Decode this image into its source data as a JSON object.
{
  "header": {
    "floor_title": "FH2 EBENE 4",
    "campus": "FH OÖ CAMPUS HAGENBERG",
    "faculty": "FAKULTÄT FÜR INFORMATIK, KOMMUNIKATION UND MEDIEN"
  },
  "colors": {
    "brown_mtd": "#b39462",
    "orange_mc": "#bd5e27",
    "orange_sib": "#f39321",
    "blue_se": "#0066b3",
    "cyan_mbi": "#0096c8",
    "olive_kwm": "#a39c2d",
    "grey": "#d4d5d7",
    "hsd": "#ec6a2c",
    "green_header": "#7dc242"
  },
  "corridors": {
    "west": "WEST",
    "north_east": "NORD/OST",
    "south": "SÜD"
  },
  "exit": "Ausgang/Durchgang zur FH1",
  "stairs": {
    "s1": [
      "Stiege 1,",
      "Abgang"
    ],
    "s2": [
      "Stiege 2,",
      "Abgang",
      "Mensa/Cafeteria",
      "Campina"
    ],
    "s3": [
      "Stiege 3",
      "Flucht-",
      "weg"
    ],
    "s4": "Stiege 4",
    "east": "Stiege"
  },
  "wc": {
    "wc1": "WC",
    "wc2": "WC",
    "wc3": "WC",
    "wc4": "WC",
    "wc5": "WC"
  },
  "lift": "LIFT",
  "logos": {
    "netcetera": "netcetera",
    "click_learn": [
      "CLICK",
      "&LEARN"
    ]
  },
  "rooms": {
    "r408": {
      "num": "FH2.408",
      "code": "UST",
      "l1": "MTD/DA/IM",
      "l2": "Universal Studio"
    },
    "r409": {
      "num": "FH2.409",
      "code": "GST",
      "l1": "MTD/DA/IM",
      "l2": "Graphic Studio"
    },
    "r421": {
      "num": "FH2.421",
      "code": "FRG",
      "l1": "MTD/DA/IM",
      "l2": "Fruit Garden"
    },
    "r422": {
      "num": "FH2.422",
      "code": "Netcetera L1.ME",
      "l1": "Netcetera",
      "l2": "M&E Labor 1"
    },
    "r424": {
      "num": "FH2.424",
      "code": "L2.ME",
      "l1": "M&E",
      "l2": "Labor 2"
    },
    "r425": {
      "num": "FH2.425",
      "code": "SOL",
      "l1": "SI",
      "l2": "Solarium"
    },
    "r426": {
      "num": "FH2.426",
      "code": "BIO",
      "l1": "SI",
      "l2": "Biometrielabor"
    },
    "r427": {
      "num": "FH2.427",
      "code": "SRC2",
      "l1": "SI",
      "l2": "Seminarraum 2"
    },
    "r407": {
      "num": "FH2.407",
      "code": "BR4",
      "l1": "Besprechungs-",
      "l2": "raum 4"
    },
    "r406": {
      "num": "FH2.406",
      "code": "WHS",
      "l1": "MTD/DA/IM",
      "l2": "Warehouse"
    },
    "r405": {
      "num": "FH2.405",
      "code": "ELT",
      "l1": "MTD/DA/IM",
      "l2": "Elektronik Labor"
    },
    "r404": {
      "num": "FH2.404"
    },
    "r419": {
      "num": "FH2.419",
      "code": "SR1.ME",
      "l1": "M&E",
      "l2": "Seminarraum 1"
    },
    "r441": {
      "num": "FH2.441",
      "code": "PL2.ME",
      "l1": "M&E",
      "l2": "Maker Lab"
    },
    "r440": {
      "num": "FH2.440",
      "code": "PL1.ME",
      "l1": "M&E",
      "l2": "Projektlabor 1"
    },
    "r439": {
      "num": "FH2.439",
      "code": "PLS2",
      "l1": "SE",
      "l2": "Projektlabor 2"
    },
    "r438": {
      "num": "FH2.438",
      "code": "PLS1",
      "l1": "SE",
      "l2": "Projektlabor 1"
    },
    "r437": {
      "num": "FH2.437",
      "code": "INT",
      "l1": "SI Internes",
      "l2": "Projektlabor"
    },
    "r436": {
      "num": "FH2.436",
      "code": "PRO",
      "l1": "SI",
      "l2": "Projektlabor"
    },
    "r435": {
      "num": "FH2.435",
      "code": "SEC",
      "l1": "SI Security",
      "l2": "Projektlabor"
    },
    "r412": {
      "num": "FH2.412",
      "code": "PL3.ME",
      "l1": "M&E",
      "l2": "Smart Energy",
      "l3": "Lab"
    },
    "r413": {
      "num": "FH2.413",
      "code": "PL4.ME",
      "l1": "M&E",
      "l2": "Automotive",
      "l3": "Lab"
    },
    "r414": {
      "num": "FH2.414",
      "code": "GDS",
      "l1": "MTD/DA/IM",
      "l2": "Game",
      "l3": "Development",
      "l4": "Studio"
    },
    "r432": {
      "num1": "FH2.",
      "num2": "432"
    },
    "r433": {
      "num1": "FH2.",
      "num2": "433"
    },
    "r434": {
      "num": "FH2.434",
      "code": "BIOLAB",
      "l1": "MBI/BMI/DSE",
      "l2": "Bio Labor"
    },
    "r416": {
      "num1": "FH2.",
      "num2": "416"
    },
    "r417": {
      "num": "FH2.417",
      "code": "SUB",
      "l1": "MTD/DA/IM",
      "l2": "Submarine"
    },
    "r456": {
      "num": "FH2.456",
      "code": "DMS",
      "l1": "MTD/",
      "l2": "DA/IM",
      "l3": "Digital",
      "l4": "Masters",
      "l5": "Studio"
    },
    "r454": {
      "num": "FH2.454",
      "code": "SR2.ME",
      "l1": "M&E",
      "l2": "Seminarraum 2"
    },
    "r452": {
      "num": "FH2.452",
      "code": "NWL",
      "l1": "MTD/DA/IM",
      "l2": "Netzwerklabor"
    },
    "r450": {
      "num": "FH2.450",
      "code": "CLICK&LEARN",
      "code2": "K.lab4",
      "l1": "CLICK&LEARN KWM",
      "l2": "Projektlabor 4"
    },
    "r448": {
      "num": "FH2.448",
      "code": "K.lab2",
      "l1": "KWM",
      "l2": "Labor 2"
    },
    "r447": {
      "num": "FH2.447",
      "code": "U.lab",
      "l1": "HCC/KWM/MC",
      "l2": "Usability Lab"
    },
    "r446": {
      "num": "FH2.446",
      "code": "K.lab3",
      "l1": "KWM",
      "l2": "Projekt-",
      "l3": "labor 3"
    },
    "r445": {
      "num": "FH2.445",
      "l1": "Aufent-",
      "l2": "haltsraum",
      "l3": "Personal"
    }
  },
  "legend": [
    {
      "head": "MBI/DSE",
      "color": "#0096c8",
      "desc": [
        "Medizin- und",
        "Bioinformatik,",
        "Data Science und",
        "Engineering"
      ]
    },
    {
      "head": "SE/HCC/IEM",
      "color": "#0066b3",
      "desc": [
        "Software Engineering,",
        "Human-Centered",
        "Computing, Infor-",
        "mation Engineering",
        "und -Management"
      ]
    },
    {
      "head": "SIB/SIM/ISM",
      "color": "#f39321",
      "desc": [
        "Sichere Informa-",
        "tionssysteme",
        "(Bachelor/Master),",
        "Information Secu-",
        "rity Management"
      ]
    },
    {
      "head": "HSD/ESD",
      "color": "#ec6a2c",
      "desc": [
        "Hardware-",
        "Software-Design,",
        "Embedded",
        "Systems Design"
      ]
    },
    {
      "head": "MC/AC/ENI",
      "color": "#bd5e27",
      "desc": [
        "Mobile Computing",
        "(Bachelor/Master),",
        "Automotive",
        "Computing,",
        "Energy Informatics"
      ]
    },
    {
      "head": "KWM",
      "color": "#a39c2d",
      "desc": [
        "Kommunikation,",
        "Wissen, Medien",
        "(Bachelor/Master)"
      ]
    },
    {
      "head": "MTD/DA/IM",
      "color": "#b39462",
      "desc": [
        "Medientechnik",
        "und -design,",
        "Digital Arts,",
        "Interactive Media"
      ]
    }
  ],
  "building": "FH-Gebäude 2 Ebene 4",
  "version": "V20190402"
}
....
(Description of the task): Copy every line above that includes the string "Stiege".

(Written answer):
      "Stiege 1,",
      "Stiege 2,",
      "Stiege 3",
    "s4": "Stiege 4",
    "east": "Stiege"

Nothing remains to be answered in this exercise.